— ENTRIES —
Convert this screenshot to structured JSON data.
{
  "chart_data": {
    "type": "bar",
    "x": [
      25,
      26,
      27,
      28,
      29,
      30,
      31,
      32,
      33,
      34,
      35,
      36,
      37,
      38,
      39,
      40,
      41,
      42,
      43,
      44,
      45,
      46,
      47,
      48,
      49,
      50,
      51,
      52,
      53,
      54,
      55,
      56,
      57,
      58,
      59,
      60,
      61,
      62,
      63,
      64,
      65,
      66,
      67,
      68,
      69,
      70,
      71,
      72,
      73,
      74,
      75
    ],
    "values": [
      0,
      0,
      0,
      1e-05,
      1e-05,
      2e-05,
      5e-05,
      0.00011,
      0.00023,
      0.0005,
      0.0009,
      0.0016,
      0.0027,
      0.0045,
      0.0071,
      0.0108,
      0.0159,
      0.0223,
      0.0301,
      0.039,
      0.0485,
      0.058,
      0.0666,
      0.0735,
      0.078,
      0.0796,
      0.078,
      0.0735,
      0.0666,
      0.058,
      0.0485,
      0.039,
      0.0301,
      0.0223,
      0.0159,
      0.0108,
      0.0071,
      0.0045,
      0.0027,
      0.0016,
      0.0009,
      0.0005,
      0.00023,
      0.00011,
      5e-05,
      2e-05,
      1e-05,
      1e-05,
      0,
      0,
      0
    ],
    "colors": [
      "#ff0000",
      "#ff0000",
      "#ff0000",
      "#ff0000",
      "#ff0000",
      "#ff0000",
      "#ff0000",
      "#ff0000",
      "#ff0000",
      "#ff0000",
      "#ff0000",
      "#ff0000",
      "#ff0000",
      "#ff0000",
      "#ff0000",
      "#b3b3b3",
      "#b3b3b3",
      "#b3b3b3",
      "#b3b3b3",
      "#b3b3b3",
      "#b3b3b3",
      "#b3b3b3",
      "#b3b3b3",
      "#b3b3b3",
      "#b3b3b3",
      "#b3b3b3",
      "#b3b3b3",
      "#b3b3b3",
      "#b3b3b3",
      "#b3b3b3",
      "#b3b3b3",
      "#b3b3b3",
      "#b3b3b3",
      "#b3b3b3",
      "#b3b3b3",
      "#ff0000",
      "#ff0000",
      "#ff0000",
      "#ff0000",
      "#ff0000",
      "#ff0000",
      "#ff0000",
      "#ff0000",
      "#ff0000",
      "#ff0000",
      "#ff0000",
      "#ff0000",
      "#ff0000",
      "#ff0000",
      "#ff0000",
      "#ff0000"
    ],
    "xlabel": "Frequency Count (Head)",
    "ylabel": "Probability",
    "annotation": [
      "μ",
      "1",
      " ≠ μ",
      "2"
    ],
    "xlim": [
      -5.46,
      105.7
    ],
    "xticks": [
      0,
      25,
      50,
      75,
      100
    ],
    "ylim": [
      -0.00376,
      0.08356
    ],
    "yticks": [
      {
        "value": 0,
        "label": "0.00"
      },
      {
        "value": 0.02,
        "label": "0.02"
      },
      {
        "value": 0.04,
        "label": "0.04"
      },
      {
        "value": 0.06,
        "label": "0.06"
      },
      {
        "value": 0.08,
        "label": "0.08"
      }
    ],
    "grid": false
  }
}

— EXERCISE —
Write the listing out again, exactly as shown above.

— PROBLEM SOLUTION —
Convert this screenshot to structured JSON data.
{
  "chart_data": {
    "type": "bar",
    "x": [
      25,
      26,
      27,
      28,
      29,
      30,
      31,
      32,
      33,
      34,
      35,
      36,
      37,
      38,
      39,
      40,
      41,
      42,
      43,
      44,
      45,
      46,
      47,
      48,
      49,
      50,
      51,
      52,
      53,
      54,
      55,
      56,
      57,
      58,
      59,
      60,
      61,
      62,
      63,
      64,
      65,
      66,
      67,
      68,
      69,
      70,
      71,
      72,
      73,
      74,
      75
    ],
    "values": [
      0,
      0,
      0,
      1e-05,
      1e-05,
      2e-05,
      5e-05,
      0.00011,
      0.00023,
      0.0005,
      0.0009,
      0.0016,
      0.0027,
      0.0045,
      0.0071,
      0.0108,
      0.0159,
      0.0223,
      0.0301,
      0.039,
      0.0485,
      0.058,
      0.0666,
      0.0735,
      0.078,
      0.0796,
      0.078,
      0.0735,
      0.0666,
      0.058,
      0.0485,
      0.039,
      0.0301,
      0.0223,
      0.0159,
      0.0108,
      0.0071,
      0.0045,
      0.0027,
      0.0016,
      0.0009,
      0.0005,
      0.00023,
      0.00011,
      5e-05,
      2e-05,
      1e-05,
      1e-05,
      0,
      0,
      0
    ],
    "colors": [
      "#ff0000",
      "#ff0000",
      "#ff0000",
      "#ff0000",
      "#ff0000",
      "#ff0000",
      "#ff0000",
      "#ff0000",
      "#ff0000",
      "#ff0000",
      "#ff0000",
      "#ff0000",
      "#ff0000",
      "#ff0000",
      "#ff0000",
      "#b3b3b3",
      "#b3b3b3",
      "#b3b3b3",
      "#b3b3b3",
      "#b3b3b3",
      "#b3b3b3",
      "#b3b3b3",
      "#b3b3b3",
      "#b3b3b3",
      "#b3b3b3",
      "#b3b3b3",
      "#b3b3b3",
      "#b3b3b3",
      "#b3b3b3",
      "#b3b3b3",
      "#b3b3b3",
      "#b3b3b3",
      "#b3b3b3",
      "#b3b3b3",
      "#b3b3b3",
      "#ff0000",
      "#ff0000",
      "#ff0000",
      "#ff0000",
      "#ff0000",
      "#ff0000",
      "#ff0000",
      "#ff0000",
      "#ff0000",
      "#ff0000",
      "#ff0000",
      "#ff0000",
      "#ff0000",
      "#ff0000",
      "#ff0000",
      "#ff0000"
    ],
    "xlabel": "Frequency Count (Head)",
    "ylabel": "Probability",
    "annotation": [
      "μ",
      "1",
      " ≠ μ",
      "2"
    ],
    "xlim": [
      -5.46,
      105.7
    ],
    "xticks": [
      0,
      25,
      50,
      75,
      100
    ],
    "ylim": [
      -0.00376,
      0.08356
    ],
    "yticks": [
      {
        "value": 0,
        "label": "0.00"
      },
      {
        "value": 0.02,
        "label": "0.02"
      },
      {
        "value": 0.04,
        "label": "0.04"
      },
      {
        "value": 0.06,
        "label": "0.06"
      },
      {
        "value": 0.08,
        "label": "0.08"
      }
    ],
    "grid": false
  }
}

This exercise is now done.